## Task brief
Word for word, restate every line of the material.

## Dataset rows

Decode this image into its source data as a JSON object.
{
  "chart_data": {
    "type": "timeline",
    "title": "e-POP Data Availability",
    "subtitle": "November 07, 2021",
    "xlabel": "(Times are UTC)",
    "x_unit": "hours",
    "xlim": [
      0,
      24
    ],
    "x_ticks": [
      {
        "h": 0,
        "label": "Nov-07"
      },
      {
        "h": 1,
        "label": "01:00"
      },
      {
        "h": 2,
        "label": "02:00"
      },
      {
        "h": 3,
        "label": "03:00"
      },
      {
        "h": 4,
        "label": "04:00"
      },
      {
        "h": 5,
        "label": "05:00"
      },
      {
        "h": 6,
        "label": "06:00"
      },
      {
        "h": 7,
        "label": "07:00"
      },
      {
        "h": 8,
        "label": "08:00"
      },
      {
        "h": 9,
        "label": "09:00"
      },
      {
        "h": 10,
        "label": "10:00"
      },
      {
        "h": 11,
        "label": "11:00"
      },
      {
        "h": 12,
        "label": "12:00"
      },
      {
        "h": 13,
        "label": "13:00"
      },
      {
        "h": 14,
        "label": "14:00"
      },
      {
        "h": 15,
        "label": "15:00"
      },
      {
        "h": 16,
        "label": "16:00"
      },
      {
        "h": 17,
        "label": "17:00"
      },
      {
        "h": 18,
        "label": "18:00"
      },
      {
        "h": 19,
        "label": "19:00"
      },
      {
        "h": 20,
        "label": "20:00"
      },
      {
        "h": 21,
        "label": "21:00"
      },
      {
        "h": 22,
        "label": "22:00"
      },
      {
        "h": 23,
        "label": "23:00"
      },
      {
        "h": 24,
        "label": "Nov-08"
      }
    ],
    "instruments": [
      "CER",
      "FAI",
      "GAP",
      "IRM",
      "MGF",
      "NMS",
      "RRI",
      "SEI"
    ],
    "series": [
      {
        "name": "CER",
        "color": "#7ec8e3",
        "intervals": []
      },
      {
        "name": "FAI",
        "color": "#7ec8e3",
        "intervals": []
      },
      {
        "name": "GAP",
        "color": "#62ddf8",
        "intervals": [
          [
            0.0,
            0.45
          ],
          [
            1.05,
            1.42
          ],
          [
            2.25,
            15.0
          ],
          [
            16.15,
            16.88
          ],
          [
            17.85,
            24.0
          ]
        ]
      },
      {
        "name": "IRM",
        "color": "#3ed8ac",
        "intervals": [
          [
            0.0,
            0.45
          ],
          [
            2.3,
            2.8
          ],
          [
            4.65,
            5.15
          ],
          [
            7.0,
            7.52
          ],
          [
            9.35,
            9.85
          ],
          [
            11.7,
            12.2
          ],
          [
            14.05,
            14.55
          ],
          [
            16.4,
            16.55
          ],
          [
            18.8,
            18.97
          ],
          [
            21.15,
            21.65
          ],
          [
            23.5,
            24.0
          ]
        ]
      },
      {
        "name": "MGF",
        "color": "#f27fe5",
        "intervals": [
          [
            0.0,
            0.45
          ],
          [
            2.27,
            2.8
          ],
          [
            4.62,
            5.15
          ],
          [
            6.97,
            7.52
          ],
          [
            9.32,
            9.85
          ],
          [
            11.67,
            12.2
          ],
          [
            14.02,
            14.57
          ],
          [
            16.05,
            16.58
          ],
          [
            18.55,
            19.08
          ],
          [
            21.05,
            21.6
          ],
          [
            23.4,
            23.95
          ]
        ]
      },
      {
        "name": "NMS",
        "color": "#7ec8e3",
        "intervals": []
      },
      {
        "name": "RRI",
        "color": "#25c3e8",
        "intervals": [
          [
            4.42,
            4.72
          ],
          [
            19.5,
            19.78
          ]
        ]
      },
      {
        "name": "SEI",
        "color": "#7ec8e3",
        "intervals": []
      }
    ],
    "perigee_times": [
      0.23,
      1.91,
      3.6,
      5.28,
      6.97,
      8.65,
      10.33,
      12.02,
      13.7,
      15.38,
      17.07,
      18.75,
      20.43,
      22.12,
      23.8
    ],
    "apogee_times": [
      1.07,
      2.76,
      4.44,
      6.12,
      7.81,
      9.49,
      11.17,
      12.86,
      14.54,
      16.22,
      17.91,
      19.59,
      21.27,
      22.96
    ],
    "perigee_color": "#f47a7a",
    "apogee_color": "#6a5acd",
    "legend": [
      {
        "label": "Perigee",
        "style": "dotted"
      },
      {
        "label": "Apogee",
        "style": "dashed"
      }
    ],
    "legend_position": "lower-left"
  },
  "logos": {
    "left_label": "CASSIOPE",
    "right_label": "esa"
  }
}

## Solved exercise
Decode this image into its source data as a JSON object.
{
  "chart_data": {
    "type": "timeline",
    "title": "e-POP Data Availability",
    "subtitle": "November 07, 2021",
    "xlabel": "(Times are UTC)",
    "x_unit": "hours",
    "xlim": [
      0,
      24
    ],
    "x_ticks": [
      {
        "h": 0,
        "label": "Nov-07"
      },
      {
        "h": 1,
        "label": "01:00"
      },
      {
        "h": 2,
        "label": "02:00"
      },
      {
        "h": 3,
        "label": "03:00"
      },
      {
        "h": 4,
        "label": "04:00"
      },
      {
        "h": 5,
        "label": "05:00"
      },
      {
        "h": 6,
        "label": "06:00"
      },
      {
        "h": 7,
        "label": "07:00"
      },
      {
        "h": 8,
        "label": "08:00"
      },
      {
        "h": 9,
        "label": "09:00"
      },
      {
        "h": 10,
        "label": "10:00"
      },
      {
        "h": 11,
        "label": "11:00"
      },
      {
        "h": 12,
        "label": "12:00"
      },
      {
        "h": 13,
        "label": "13:00"
      },
      {
        "h": 14,
        "label": "14:00"
      },
      {
        "h": 15,
        "label": "15:00"
      },
      {
        "h": 16,
        "label": "16:00"
      },
      {
        "h": 17,
        "label": "17:00"
      },
      {
        "h": 18,
        "label": "18:00"
      },
      {
        "h": 19,
        "label": "19:00"
      },
      {
        "h": 20,
        "label": "20:00"
      },
      {
        "h": 21,
        "label": "21:00"
      },
      {
        "h": 22,
        "label": "22:00"
      },
      {
        "h": 23,
        "label": "23:00"
      },
      {
        "h": 24,
        "label": "Nov-08"
      }
    ],
    "instruments": [
      "CER",
      "FAI",
      "GAP",
      "IRM",
      "MGF",
      "NMS",
      "RRI",
      "SEI"
    ],
    "series": [
      {
        "name": "CER",
        "color": "#7ec8e3",
        "intervals": []
      },
      {
        "name": "FAI",
        "color": "#7ec8e3",
        "intervals": []
      },
      {
        "name": "GAP",
        "color": "#62ddf8",
        "intervals": [
          [
            0.0,
            0.45
          ],
          [
            1.05,
            1.42
          ],
          [
            2.25,
            15.0
          ],
          [
            16.15,
            16.88
          ],
          [
            17.85,
            24.0
          ]
        ]
      },
      {
        "name": "IRM",
        "color": "#3ed8ac",
        "intervals": [
          [
            0.0,
            0.45
          ],
          [
            2.3,
            2.8
          ],
          [
            4.65,
            5.15
          ],
          [
            7.0,
            7.52
          ],
          [
            9.35,
            9.85
          ],
          [
            11.7,
            12.2
          ],
          [
            14.05,
            14.55
          ],
          [
            16.4,
            16.55
          ],
          [
            18.8,
            18.97
          ],
          [
            21.15,
            21.65
          ],
          [
            23.5,
            24.0
          ]
        ]
      },
      {
        "name": "MGF",
        "color": "#f27fe5",
        "intervals": [
          [
            0.0,
            0.45
          ],
          [
            2.27,
            2.8
          ],
          [
            4.62,
            5.15
          ],
          [
            6.97,
            7.52
          ],
          [
            9.32,
            9.85
          ],
          [
            11.67,
            12.2
          ],
          [
            14.02,
            14.57
          ],
          [
            16.05,
            16.58
          ],
          [
            18.55,
            19.08
          ],
          [
            21.05,
            21.6
          ],
          [
            23.4,
            23.95
          ]
        ]
      },
      {
        "name": "NMS",
        "color": "#7ec8e3",
        "intervals": []
      },
      {
        "name": "RRI",
        "color": "#25c3e8",
        "intervals": [
          [
            4.42,
            4.72
          ],
          [
            19.5,
            19.78
          ]
        ]
      },
      {
        "name": "SEI",
        "color": "#7ec8e3",
        "intervals": []
      }
    ],
    "perigee_times": [
      0.23,
      1.91,
      3.6,
      5.28,
      6.97,
      8.65,
      10.33,
      12.02,
      13.7,
      15.38,
      17.07,
      18.75,
      20.43,
      22.12,
      23.8
    ],
    "apogee_times": [
      1.07,
      2.76,
      4.44,
      6.12,
      7.81,
      9.49,
      11.17,
      12.86,
      14.54,
      16.22,
      17.91,
      19.59,
      21.27,
      22.96
    ],
    "perigee_color": "#f47a7a",
    "apogee_color": "#6a5acd",
    "legend": [
      {
        "label": "Perigee",
        "style": "dotted"
      },
      {
        "label": "Apogee",
        "style": "dashed"
      }
    ],
    "legend_position": "lower-left"
  },
  "logos": {
    "left_label": "CASSIOPE",
    "right_label": "esa"
  }
}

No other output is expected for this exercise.